### TASK REQUIREMENTS
Print the records word for word, beginning with their first line and continuing through the line that contains "scroll-up-arrow-icon[interactable]: ▲ —", including that line.

### DATA IN THIS EXERCISE
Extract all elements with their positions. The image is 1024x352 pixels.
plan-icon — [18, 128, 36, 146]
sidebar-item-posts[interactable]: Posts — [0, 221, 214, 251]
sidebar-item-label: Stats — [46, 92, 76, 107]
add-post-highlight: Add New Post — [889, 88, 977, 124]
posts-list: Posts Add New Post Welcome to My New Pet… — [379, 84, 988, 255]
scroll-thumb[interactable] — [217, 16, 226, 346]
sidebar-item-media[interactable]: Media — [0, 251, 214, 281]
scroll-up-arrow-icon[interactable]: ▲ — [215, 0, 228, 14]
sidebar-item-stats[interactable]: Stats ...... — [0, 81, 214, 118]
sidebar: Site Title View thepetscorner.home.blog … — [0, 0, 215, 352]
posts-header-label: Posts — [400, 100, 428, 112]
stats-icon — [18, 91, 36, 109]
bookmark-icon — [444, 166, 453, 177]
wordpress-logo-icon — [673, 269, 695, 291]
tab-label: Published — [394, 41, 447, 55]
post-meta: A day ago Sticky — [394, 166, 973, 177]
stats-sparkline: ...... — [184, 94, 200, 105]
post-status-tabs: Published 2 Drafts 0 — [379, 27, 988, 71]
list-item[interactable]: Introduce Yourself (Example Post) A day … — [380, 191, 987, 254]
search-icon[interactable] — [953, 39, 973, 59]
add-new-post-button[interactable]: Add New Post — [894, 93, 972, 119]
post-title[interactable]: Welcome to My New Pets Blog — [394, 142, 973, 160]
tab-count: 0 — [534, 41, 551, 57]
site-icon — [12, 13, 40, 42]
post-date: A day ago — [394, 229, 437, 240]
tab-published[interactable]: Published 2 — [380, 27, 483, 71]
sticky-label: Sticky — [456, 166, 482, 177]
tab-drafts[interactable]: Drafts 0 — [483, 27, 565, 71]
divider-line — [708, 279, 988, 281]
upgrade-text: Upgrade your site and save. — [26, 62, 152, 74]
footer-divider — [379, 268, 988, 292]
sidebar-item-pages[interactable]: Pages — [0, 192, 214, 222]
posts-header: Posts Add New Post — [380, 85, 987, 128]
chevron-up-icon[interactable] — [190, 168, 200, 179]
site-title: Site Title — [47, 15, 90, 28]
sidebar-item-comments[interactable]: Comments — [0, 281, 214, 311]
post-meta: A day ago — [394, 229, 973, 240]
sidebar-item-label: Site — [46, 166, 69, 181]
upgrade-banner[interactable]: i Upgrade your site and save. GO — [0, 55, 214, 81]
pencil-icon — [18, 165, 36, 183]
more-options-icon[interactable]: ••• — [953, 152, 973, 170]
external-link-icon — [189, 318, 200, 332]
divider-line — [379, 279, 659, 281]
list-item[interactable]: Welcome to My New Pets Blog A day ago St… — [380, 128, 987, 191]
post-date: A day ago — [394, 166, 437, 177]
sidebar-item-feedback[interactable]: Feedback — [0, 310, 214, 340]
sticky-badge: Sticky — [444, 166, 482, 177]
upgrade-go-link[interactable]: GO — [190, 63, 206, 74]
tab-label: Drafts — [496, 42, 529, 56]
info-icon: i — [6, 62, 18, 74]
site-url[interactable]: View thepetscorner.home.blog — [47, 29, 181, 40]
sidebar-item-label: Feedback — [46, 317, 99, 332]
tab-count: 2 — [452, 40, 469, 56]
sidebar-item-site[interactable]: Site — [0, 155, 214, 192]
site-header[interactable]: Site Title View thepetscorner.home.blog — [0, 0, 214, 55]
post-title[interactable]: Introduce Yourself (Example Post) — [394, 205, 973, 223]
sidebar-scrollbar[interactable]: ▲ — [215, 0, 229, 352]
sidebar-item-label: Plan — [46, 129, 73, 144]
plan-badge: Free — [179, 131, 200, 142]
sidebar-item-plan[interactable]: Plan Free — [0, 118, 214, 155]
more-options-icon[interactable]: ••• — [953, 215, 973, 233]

### ANSWER FOR THIS EXERCISE
Extract all elements with their positions. The image is 1024x352 pixels.
plan-icon — [18, 128, 36, 146]
sidebar-item-posts[interactable]: Posts — [0, 221, 214, 251]
sidebar-item-label: Stats — [46, 92, 76, 107]
add-post-highlight: Add New Post — [889, 88, 977, 124]
posts-list: Posts Add New Post Welcome to My New Pet… — [379, 84, 988, 255]
scroll-thumb[interactable] — [217, 16, 226, 346]
sidebar-item-media[interactable]: Media — [0, 251, 214, 281]
scroll-up-arrow-icon[interactable]: ▲ — [215, 0, 228, 14]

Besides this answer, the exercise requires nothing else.